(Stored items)
————
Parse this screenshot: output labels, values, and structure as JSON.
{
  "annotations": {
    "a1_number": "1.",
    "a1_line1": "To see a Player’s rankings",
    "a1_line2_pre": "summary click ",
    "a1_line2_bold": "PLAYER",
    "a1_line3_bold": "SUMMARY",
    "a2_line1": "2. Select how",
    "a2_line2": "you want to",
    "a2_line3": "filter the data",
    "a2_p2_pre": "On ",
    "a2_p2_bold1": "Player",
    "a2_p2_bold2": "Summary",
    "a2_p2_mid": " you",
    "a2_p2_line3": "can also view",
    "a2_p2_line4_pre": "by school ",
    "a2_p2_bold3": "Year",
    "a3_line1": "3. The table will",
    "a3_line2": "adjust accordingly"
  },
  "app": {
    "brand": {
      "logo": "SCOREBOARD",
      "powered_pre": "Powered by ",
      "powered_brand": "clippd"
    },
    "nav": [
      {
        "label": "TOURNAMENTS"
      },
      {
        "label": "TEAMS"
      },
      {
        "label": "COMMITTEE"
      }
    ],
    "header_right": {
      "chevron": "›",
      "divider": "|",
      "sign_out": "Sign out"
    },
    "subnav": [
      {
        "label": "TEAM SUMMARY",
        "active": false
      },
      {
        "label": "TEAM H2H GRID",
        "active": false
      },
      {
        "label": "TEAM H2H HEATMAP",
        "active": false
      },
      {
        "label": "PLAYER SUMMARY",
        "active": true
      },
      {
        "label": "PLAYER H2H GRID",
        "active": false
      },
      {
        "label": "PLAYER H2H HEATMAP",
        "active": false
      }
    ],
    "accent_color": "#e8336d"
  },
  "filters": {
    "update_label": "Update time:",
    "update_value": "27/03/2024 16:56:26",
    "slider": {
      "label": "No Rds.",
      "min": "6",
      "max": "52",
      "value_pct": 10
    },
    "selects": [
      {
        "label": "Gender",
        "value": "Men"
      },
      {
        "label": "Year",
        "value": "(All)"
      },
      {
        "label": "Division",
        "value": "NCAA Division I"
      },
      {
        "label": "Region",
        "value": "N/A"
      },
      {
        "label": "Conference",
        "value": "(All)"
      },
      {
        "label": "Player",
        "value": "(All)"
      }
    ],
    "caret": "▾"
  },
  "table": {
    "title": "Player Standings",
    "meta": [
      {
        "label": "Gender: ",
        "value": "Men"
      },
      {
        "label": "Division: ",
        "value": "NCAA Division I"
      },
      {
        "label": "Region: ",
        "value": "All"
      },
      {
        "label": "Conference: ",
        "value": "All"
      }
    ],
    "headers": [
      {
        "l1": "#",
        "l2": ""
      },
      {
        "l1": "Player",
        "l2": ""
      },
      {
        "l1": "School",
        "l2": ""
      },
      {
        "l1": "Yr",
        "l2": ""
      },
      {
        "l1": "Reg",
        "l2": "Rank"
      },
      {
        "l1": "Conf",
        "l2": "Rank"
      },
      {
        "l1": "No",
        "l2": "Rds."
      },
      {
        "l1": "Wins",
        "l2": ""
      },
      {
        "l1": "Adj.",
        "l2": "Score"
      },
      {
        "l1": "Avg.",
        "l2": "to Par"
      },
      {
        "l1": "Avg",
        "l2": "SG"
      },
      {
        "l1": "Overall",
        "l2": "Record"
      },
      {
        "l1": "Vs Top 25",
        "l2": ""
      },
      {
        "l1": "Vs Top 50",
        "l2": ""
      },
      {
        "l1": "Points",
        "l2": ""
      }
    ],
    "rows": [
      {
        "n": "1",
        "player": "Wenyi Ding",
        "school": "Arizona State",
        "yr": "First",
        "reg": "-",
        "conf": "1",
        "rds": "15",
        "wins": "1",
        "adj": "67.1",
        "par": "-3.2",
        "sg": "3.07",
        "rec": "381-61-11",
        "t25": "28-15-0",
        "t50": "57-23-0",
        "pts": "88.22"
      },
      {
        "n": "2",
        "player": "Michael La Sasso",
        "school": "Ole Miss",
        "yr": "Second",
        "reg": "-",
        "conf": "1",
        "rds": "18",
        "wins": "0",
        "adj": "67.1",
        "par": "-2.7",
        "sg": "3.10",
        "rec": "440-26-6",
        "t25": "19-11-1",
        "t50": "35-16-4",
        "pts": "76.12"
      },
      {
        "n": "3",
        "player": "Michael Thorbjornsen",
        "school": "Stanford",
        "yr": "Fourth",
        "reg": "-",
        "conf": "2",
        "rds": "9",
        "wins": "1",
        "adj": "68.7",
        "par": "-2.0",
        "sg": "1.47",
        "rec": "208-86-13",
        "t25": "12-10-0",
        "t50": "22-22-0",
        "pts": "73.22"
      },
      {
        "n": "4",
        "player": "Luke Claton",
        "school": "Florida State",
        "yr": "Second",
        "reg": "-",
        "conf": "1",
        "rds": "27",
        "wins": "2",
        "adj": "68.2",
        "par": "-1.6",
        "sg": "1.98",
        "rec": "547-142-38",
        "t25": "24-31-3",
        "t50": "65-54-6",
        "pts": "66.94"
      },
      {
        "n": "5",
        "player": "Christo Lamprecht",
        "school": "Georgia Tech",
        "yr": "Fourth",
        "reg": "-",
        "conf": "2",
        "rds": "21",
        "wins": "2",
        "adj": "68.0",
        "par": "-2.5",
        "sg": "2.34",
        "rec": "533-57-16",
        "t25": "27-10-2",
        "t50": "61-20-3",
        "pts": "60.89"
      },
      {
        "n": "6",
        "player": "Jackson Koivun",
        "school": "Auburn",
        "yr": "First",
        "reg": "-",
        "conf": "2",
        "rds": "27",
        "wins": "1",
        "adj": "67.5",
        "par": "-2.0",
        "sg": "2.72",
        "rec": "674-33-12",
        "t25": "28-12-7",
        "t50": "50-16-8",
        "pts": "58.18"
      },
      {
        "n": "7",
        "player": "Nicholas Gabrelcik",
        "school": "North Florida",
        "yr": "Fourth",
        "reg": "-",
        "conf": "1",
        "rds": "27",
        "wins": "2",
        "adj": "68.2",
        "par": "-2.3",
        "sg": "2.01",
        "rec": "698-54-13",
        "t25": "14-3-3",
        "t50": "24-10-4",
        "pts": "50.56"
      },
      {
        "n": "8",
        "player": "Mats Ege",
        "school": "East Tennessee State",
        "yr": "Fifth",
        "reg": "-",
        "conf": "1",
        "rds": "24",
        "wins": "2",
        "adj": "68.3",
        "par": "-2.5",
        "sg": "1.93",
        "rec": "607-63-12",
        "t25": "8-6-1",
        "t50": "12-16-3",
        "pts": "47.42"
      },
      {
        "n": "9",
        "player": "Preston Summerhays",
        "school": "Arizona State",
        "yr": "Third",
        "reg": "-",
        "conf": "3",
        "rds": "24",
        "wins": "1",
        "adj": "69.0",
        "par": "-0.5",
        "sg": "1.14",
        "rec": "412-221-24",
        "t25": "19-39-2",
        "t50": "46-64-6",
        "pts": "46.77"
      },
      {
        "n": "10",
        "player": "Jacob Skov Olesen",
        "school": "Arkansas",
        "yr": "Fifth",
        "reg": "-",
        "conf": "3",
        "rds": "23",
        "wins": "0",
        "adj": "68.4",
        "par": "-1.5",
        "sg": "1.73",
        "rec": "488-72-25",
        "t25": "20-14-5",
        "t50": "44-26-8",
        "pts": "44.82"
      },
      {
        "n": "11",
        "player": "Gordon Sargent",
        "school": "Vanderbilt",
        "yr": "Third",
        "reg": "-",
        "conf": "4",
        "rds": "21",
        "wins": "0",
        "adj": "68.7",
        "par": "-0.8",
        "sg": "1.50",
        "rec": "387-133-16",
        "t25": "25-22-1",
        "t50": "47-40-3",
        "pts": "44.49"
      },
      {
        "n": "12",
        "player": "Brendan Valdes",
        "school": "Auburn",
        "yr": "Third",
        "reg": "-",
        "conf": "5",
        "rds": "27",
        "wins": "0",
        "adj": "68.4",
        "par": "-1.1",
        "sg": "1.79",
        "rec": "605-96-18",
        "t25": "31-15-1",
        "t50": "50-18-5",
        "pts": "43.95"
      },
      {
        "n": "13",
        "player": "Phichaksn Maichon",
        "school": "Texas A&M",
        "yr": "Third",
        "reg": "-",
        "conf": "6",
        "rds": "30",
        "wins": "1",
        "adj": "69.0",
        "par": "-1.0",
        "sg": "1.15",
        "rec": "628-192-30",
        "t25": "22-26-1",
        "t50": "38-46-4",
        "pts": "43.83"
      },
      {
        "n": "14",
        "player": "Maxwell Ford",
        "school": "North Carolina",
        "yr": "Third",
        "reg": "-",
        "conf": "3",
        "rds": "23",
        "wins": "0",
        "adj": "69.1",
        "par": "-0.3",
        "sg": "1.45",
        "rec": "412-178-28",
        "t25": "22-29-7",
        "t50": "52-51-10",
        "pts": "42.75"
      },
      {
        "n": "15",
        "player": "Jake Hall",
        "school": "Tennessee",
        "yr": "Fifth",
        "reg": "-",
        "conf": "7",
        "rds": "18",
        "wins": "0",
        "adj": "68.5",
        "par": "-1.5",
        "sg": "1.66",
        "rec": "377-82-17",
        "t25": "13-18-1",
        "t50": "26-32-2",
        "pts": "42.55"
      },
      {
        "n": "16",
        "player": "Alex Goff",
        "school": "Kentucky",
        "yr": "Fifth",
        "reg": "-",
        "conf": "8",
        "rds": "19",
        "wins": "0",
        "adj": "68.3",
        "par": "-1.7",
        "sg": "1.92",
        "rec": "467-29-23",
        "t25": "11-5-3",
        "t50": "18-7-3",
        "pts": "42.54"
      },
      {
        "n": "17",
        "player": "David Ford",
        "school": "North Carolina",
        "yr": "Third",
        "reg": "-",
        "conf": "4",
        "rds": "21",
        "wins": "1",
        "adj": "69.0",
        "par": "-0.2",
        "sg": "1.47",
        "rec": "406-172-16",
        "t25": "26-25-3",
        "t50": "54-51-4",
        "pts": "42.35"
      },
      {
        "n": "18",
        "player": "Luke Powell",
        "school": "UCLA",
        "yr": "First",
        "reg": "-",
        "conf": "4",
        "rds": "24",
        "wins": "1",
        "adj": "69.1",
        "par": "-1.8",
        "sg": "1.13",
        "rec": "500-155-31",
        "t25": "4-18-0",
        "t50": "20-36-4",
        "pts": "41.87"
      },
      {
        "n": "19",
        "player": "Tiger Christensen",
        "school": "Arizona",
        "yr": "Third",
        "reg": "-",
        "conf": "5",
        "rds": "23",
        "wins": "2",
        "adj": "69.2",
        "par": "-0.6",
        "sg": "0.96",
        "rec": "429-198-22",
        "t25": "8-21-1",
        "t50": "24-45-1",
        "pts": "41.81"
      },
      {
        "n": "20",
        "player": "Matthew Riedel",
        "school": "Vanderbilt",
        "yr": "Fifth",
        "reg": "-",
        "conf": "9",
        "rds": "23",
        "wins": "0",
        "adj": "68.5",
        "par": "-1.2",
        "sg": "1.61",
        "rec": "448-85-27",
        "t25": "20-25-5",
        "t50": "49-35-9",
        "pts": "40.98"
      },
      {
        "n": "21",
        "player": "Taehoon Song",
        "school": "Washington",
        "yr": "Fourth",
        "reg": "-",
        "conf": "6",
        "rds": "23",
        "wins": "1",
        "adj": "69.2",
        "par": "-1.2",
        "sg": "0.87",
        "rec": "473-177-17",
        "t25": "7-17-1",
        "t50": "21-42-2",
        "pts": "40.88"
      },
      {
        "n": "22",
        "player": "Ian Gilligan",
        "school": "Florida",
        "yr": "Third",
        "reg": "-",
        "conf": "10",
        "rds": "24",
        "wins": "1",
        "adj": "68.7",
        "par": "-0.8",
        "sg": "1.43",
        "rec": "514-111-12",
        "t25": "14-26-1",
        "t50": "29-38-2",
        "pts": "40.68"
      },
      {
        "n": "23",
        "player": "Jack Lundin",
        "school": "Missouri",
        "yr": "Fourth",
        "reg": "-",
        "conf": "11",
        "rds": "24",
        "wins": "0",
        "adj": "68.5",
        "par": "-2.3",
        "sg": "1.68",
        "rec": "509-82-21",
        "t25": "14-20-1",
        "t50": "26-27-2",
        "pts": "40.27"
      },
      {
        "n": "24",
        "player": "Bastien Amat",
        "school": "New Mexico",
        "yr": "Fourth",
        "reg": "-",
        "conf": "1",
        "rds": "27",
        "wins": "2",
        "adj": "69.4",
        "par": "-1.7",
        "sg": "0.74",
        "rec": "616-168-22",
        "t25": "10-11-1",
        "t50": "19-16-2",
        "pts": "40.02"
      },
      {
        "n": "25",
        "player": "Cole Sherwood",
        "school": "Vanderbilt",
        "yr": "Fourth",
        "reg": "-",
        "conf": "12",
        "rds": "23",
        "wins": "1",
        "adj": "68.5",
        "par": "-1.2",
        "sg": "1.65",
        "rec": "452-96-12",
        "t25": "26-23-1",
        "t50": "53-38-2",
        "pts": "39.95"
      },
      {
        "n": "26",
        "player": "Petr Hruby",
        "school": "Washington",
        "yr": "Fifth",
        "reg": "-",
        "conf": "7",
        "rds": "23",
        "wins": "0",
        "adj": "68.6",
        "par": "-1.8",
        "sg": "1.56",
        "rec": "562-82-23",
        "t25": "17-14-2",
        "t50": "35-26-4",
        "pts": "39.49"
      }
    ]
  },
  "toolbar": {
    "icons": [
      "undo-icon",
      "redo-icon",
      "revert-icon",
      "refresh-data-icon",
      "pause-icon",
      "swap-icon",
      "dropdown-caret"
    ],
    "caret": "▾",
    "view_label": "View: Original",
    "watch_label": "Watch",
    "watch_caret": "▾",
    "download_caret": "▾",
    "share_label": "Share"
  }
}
————
Check each line of the records for the word "GRID" and extract those that contain it.

        "label": "TEAM H2H GRID",
        "label": "PLAYER H2H GRID",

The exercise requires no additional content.